Filter the entries that follow, copying every line in which the word "this" appears.

>>>

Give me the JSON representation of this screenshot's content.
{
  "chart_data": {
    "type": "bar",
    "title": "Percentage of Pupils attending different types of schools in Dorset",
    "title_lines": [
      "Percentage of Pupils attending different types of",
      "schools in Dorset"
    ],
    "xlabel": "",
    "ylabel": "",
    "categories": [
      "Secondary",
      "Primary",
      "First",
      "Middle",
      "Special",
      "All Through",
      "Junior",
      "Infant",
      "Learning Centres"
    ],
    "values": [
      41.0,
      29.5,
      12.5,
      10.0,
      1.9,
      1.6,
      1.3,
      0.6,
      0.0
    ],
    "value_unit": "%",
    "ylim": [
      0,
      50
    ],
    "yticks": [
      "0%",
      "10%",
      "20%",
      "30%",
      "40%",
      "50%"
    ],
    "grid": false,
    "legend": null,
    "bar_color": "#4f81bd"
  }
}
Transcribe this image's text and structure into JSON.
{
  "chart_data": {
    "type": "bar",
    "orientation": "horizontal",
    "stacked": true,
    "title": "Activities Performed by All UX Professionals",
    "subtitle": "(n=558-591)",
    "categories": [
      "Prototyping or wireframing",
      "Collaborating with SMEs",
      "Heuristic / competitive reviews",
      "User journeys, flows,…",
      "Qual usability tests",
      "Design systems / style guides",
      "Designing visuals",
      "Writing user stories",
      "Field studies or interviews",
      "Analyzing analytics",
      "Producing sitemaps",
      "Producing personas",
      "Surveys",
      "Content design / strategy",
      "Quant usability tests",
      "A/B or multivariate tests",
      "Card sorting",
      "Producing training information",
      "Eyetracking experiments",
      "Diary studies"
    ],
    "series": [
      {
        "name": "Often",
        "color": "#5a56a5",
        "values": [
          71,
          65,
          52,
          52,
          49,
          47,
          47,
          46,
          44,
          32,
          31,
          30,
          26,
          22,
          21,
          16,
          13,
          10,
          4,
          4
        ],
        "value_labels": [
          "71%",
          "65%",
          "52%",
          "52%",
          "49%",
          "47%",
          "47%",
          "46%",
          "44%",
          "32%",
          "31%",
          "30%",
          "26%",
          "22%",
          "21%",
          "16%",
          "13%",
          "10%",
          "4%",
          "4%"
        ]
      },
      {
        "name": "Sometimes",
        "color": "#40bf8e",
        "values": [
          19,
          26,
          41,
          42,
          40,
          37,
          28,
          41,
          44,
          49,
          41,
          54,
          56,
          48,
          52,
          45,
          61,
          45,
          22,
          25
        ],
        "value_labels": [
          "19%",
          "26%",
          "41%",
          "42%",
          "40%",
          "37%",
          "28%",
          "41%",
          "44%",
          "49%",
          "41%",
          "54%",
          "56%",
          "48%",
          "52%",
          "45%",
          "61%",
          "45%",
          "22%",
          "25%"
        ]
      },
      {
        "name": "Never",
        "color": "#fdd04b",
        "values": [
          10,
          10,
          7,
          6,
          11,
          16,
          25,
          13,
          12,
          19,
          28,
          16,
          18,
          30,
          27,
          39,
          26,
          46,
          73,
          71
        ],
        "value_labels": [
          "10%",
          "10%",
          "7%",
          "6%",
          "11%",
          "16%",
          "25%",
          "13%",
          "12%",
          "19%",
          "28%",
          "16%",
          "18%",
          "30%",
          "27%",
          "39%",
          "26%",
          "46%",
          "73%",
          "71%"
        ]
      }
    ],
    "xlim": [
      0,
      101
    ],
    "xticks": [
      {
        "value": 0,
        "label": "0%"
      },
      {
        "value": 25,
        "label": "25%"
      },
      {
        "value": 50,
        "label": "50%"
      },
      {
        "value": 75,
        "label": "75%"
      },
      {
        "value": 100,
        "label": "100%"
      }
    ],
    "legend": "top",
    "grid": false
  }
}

<<<

**Answer below:**
Give me the JSON representation of this screenshot's content.
Transcribe this image's text and structure into JSON.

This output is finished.